Task statement:
Every line below must be reproduced exactly. Copy them all.

Data for this exercise:
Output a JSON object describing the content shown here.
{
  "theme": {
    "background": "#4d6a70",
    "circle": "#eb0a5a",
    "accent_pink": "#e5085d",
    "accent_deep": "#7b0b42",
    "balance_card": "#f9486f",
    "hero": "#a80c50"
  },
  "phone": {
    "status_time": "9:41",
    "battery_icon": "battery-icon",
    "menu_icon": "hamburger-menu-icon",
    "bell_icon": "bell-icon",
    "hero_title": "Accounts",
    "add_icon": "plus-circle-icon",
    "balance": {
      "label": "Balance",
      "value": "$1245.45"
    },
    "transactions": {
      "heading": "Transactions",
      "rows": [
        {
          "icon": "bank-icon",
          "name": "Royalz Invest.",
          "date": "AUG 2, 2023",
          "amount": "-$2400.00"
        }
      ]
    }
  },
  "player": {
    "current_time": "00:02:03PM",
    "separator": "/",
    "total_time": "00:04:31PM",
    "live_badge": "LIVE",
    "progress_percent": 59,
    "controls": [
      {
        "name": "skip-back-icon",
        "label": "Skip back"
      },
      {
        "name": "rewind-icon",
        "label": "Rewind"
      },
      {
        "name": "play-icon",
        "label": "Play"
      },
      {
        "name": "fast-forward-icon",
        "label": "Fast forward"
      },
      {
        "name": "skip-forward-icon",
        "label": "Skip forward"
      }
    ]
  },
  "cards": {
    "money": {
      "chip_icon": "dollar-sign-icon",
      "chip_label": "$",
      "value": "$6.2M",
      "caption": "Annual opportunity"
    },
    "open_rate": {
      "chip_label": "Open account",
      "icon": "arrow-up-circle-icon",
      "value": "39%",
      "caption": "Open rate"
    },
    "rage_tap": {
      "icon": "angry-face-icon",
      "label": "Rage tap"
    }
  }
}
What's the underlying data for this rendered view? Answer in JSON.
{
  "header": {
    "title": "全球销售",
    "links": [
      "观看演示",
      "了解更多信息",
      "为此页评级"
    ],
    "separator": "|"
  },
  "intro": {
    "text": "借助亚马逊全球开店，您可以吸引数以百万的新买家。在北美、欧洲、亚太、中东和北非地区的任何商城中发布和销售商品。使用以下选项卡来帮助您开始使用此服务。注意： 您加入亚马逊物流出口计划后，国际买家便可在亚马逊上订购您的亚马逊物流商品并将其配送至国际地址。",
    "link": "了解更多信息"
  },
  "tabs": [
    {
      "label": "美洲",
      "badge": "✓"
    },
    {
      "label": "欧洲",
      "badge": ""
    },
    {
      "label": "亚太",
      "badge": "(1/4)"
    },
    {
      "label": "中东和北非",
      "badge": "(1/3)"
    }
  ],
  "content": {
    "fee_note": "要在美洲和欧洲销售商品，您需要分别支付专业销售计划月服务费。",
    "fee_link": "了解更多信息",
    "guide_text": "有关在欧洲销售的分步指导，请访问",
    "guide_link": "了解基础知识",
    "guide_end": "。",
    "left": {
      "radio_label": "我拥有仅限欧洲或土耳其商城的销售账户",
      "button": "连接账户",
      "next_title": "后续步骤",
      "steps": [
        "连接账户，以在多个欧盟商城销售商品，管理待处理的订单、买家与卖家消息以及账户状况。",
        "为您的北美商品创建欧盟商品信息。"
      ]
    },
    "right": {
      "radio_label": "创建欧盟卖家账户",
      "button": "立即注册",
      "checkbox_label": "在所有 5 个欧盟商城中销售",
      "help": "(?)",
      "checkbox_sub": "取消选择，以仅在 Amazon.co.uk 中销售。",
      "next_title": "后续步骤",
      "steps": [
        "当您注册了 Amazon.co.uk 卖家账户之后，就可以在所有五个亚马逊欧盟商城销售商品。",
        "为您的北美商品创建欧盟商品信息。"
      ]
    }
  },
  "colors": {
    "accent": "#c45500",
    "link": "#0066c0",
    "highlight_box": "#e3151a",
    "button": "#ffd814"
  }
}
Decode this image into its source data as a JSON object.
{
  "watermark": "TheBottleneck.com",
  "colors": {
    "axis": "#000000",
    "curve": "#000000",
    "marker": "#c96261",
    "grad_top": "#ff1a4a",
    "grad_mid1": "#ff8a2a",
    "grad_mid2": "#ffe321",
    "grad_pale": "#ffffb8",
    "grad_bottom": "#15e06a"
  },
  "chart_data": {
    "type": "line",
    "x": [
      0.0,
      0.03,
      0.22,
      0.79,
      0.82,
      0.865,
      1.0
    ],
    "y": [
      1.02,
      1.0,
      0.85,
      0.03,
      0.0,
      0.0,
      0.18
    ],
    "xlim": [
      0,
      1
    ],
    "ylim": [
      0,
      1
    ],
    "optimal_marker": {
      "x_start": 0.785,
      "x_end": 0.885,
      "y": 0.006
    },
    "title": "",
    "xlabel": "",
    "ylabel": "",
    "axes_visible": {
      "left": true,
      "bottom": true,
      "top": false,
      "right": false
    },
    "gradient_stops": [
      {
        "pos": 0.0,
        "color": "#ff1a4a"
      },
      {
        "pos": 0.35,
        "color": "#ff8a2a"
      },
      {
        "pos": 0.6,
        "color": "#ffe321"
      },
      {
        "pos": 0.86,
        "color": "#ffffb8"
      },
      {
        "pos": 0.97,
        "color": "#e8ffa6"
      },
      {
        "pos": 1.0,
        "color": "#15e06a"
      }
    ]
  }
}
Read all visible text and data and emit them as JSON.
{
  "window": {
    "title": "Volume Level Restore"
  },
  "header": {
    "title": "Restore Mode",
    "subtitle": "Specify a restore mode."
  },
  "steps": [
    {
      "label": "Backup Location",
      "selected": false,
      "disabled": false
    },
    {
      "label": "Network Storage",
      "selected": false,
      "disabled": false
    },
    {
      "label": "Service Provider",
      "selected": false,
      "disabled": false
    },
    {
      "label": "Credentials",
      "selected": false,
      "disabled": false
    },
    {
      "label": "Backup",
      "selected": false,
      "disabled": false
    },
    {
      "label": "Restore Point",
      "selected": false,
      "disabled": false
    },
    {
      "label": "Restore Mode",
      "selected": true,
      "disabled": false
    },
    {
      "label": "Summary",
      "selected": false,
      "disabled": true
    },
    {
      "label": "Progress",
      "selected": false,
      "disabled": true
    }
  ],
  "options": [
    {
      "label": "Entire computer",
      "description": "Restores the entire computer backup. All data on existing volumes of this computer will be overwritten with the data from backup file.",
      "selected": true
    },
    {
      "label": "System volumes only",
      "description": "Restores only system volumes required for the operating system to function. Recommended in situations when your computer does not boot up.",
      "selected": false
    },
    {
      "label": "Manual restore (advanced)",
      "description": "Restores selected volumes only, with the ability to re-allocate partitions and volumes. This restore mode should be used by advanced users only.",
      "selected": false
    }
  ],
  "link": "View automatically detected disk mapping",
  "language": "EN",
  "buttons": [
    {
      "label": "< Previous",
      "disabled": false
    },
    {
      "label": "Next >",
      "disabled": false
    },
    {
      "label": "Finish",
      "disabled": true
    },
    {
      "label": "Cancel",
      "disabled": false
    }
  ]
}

Correct response:
Output a JSON object describing the content shown here.
{
  "theme": {
    "background": "#4d6a70",
    "circle": "#eb0a5a",
    "accent_pink": "#e5085d",
    "accent_deep": "#7b0b42",
    "balance_card": "#f9486f",
    "hero": "#a80c50"
  },
  "phone": {
    "status_time": "9:41",
    "battery_icon": "battery-icon",
    "menu_icon": "hamburger-menu-icon",
    "bell_icon": "bell-icon",
    "hero_title": "Accounts",
    "add_icon": "plus-circle-icon",
    "balance": {
      "label": "Balance",
      "value": "$1245.45"
    },
    "transactions": {
      "heading": "Transactions",
      "rows": [
        {
          "icon": "bank-icon",
          "name": "Royalz Invest.",
          "date": "AUG 2, 2023",
          "amount": "-$2400.00"
        }
      ]
    }
  },
  "player": {
    "current_time": "00:02:03PM",
    "separator": "/",
    "total_time": "00:04:31PM",
    "live_badge": "LIVE",
    "progress_percent": 59,
    "controls": [
      {
        "name": "skip-back-icon",
        "label": "Skip back"
      },
      {
        "name": "rewind-icon",
        "label": "Rewind"
      },
      {
        "name": "play-icon",
        "label": "Play"
      },
      {
        "name": "fast-forward-icon",
        "label": "Fast forward"
      },
      {
        "name": "skip-forward-icon",
        "label": "Skip forward"
      }
    ]
  },
  "cards": {
    "money": {
      "chip_icon": "dollar-sign-icon",
      "chip_label": "$",
      "value": "$6.2M",
      "caption": "Annual opportunity"
    },
    "open_rate": {
      "chip_label": "Open account",
      "icon": "arrow-up-circle-icon",
      "value": "39%",
      "caption": "Open rate"
    },
    "rage_tap": {
      "icon": "angry-face-icon",
      "label": "Rage tap"
    }
  }
}
What's the underlying data for this rendered view? Answer in JSON.
{
  "header": {
    "title": "全球销售",
    "links": [
      "观看演示",
      "了解更多信息",
      "为此页评级"
    ],
    "separator": "|"
  },
  "intro": {
    "text": "借助亚马逊全球开店，您可以吸引数以百万的新买家。在北美、欧洲、亚太、中东和北非地区的任何商城中发布和销售商品。使用以下选项卡来帮助您开始使用此服务。注意： 您加入亚马逊物流出口计划后，国际买家便可在亚马逊上订购您的亚马逊物流商品并将其配送至国际地址。",
    "link": "了解更多信息"
  },
  "tabs": [
    {
      "label": "美洲",
      "badge": "✓"
    },
    {
      "label": "欧洲",
      "badge": ""
    },
    {
      "label": "亚太",
      "badge": "(1/4)"
    },
    {
      "label": "中东和北非",
      "badge": "(1/3)"
    }
  ],
  "content": {
    "fee_note": "要在美洲和欧洲销售商品，您需要分别支付专业销售计划月服务费。",
    "fee_link": "了解更多信息",
    "guide_text": "有关在欧洲销售的分步指导，请访问",
    "guide_link": "了解基础知识",
    "guide_end": "。",
    "left": {
      "radio_label": "我拥有仅限欧洲或土耳其商城的销售账户",
      "button": "连接账户",
      "next_title": "后续步骤",
      "steps": [
        "连接账户，以在多个欧盟商城销售商品，管理待处理的订单、买家与卖家消息以及账户状况。",
        "为您的北美商品创建欧盟商品信息。"
      ]
    },
    "right": {
      "radio_label": "创建欧盟卖家账户",
      "button": "立即注册",
      "checkbox_label": "在所有 5 个欧盟商城中销售",
      "help": "(?)",
      "checkbox_sub": "取消选择，以仅在 Amazon.co.uk 中销售。",
      "next_title": "后续步骤",
      "steps": [
        "当您注册了 Amazon.co.uk 卖家账户之后，就可以在所有五个亚马逊欧盟商城销售商品。",
        "为您的北美商品创建欧盟商品信息。"
      ]
    }
  },
  "colors": {
    "accent": "#c45500",
    "link": "#0066c0",
    "highlight_box": "#e3151a",
    "button": "#ffd814"
  }
}
Decode this image into its source data as a JSON object.
{
  "watermark": "TheBottleneck.com",
  "colors": {
    "axis": "#000000",
    "curve": "#000000",
    "marker": "#c96261",
    "grad_top": "#ff1a4a",
    "grad_mid1": "#ff8a2a",
    "grad_mid2": "#ffe321",
    "grad_pale": "#ffffb8",
    "grad_bottom": "#15e06a"
  },
  "chart_data": {
    "type": "line",
    "x": [
      0.0,
      0.03,
      0.22,
      0.79,
      0.82,
      0.865,
      1.0
    ],
    "y": [
      1.02,
      1.0,
      0.85,
      0.03,
      0.0,
      0.0,
      0.18
    ],
    "xlim": [
      0,
      1
    ],
    "ylim": [
      0,
      1
    ],
    "optimal_marker": {
      "x_start": 0.785,
      "x_end": 0.885,
      "y": 0.006
    },
    "title": "",
    "xlabel": "",
    "ylabel": "",
    "axes_visible": {
      "left": true,
      "bottom": true,
      "top": false,
      "right": false
    },
    "gradient_stops": [
      {
        "pos": 0.0,
        "color": "#ff1a4a"
      },
      {
        "pos": 0.35,
        "color": "#ff8a2a"
      },
      {
        "pos": 0.6,
        "color": "#ffe321"
      },
      {
        "pos": 0.86,
        "color": "#ffffb8"
      },
      {
        "pos": 0.97,
        "color": "#e8ffa6"
      },
      {
        "pos": 1.0,
        "color": "#15e06a"
      }
    ]
  }
}
Read all visible text and data and emit them as JSON.
{
  "window": {
    "title": "Volume Level Restore"
  },
  "header": {
    "title": "Restore Mode",
    "subtitle": "Specify a restore mode."
  },
  "steps": [
    {
      "label": "Backup Location",
      "selected": false,
      "disabled": false
    },
    {
      "label": "Network Storage",
      "selected": false,
      "disabled": false
    },
    {
      "label": "Service Provider",
      "selected": false,
      "disabled": false
    },
    {
      "label": "Credentials",
      "selected": false,
      "disabled": false
    },
    {
      "label": "Backup",
      "selected": false,
      "disabled": false
    },
    {
      "label": "Restore Point",
      "selected": false,
      "disabled": false
    },
    {
      "label": "Restore Mode",
      "selected": true,
      "disabled": false
    },
    {
      "label": "Summary",
      "selected": false,
      "disabled": true
    },
    {
      "label": "Progress",
      "selected": false,
      "disabled": true
    }
  ],
  "options": [
    {
      "label": "Entire computer",
      "description": "Restores the entire computer backup. All data on existing volumes of this computer will be overwritten with the data from backup file.",
      "selected": true
    },
    {
      "label": "System volumes only",
      "description": "Restores only system volumes required for the operating system to function. Recommended in situations when your computer does not boot up.",
      "selected": false
    },
    {
      "label": "Manual restore (advanced)",
      "description": "Restores selected volumes only, with the ability to re-allocate partitions and volumes. This restore mode should be used by advanced users only.",
      "selected": false
    }
  ],
  "link": "View automatically detected disk mapping",
  "language": "EN",
  "buttons": [
    {
      "label": "< Previous",
      "disabled": false
    },
    {
      "label": "Next >",
      "disabled": false
    },
    {
      "label": "Finish",
      "disabled": true
    },
    {
      "label": "Cancel",
      "disabled": false
    }
  ]
}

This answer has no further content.